» Task to complete
Copy every line of the following data that includes the string "JSON".

» Records for this exercise
============================================================
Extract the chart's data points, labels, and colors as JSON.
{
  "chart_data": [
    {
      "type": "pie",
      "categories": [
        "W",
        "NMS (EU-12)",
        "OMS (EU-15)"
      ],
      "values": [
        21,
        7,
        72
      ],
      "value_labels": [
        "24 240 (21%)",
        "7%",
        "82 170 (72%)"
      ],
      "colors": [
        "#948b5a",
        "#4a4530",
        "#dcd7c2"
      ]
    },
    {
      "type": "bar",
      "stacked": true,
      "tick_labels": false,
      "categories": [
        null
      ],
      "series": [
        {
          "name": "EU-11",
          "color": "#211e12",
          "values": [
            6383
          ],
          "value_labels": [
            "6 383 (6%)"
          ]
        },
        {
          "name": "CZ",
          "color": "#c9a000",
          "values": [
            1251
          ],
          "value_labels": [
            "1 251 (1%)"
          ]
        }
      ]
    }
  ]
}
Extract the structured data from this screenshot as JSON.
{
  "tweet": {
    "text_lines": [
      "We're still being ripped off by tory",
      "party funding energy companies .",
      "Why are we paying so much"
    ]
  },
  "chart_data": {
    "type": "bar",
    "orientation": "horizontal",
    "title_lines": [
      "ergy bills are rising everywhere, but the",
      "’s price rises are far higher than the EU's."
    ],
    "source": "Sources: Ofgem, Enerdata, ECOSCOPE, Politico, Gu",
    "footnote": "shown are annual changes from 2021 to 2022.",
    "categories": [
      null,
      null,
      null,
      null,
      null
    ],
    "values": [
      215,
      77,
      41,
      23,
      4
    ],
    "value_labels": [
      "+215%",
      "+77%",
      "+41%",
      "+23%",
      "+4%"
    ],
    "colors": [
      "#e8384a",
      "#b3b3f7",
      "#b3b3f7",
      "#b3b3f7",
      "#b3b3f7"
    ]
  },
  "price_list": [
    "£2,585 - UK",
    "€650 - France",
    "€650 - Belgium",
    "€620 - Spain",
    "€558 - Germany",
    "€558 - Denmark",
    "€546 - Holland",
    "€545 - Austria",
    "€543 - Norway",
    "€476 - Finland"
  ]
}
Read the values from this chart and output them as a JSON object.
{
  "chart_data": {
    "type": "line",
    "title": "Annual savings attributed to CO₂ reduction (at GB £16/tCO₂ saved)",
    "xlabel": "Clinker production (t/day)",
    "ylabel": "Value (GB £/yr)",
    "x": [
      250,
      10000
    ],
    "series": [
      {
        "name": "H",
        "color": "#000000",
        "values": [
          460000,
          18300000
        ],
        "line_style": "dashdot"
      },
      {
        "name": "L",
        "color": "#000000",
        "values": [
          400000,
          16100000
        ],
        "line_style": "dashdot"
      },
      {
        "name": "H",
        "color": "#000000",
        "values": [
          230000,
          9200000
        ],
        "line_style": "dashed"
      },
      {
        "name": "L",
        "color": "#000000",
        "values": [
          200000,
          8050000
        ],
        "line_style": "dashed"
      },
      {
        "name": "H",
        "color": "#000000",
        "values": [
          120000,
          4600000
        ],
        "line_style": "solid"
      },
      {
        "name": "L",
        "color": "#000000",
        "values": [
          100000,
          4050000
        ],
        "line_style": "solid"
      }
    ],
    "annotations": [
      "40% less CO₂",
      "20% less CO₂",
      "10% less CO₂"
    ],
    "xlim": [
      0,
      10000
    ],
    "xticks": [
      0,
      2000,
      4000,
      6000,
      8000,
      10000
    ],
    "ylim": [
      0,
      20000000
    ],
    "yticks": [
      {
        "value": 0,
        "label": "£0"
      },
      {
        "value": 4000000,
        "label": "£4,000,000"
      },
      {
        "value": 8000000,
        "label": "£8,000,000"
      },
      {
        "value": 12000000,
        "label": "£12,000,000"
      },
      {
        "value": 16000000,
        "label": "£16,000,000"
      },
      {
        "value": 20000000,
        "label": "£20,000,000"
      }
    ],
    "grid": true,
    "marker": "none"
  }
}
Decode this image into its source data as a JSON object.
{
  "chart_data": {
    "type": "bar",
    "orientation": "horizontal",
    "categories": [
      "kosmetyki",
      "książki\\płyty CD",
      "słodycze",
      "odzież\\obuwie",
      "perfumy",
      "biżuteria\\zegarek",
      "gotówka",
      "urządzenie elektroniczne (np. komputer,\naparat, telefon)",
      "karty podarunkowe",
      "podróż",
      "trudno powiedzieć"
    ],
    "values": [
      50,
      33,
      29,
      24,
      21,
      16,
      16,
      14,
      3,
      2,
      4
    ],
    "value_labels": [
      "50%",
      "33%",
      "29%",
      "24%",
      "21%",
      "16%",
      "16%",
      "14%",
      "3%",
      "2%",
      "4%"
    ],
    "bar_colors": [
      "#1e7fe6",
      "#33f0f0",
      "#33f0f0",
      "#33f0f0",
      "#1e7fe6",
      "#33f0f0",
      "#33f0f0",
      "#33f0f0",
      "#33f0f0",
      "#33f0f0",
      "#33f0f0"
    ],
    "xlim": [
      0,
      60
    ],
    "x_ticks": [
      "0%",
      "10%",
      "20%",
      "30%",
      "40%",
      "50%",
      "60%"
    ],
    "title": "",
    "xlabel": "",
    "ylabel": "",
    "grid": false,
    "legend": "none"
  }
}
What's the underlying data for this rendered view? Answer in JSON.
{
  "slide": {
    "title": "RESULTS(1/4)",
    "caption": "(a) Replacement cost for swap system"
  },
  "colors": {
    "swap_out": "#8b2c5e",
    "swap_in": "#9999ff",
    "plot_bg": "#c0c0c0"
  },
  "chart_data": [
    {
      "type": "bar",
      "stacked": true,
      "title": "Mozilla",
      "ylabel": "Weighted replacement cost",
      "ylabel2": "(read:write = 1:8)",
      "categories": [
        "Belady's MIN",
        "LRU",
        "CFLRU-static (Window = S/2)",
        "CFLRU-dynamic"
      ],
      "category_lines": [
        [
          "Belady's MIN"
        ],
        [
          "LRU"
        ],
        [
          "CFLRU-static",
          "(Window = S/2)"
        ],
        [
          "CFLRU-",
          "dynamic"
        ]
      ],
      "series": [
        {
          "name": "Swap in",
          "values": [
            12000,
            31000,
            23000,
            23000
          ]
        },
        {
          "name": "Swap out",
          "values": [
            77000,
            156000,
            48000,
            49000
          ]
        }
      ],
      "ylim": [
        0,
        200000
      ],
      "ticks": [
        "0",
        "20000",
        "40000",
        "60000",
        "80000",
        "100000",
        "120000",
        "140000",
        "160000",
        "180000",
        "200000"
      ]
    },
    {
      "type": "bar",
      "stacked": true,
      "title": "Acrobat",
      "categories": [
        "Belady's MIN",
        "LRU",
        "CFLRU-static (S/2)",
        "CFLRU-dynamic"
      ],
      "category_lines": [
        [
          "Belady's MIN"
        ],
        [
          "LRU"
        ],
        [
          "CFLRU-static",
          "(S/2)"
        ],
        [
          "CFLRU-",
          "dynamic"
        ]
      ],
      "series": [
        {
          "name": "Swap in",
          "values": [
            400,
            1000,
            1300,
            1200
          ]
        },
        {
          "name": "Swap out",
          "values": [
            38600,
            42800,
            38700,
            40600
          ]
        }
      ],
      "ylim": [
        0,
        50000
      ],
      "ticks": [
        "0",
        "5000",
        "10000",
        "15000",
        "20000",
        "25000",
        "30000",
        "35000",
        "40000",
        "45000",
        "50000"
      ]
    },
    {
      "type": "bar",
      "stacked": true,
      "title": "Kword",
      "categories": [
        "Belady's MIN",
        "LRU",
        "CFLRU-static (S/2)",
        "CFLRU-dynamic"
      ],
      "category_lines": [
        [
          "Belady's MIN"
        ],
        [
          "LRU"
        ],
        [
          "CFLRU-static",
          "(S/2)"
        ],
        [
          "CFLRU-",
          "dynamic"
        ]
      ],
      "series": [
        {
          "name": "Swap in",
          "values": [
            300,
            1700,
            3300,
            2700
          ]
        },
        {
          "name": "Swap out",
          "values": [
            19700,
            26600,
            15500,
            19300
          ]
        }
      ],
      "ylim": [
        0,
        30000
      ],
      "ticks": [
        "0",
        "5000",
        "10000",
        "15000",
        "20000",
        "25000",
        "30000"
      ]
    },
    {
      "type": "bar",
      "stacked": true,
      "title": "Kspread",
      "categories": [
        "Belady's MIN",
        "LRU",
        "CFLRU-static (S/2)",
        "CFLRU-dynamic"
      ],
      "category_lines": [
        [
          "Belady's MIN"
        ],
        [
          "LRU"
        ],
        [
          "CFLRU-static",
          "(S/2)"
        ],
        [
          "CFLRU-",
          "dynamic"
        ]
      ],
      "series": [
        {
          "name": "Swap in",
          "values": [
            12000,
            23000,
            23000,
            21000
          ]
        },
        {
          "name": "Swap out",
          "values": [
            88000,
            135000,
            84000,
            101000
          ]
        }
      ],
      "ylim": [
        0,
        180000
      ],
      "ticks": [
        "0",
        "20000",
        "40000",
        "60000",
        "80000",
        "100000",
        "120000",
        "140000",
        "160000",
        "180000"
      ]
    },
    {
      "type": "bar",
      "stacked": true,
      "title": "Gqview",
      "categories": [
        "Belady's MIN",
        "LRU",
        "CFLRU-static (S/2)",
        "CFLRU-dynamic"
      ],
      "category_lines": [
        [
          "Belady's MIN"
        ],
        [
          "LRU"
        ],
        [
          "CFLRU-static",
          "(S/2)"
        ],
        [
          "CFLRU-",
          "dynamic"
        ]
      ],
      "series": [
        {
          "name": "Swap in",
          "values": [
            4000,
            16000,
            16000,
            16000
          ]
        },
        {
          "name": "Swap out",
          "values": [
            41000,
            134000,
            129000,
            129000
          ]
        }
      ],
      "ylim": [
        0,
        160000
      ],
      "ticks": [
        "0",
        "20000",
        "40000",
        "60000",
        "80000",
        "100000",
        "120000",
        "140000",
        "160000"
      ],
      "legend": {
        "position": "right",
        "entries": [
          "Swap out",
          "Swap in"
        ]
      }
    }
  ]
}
============================================================
» Correct output
Extract the chart's data points, labels, and colors as JSON.
Extract the structured data from this screenshot as JSON.
Read the values from this chart and output them as a JSON object.
Decode this image into its source data as a JSON object.
What's the underlying data for this rendered view? Answer in JSON.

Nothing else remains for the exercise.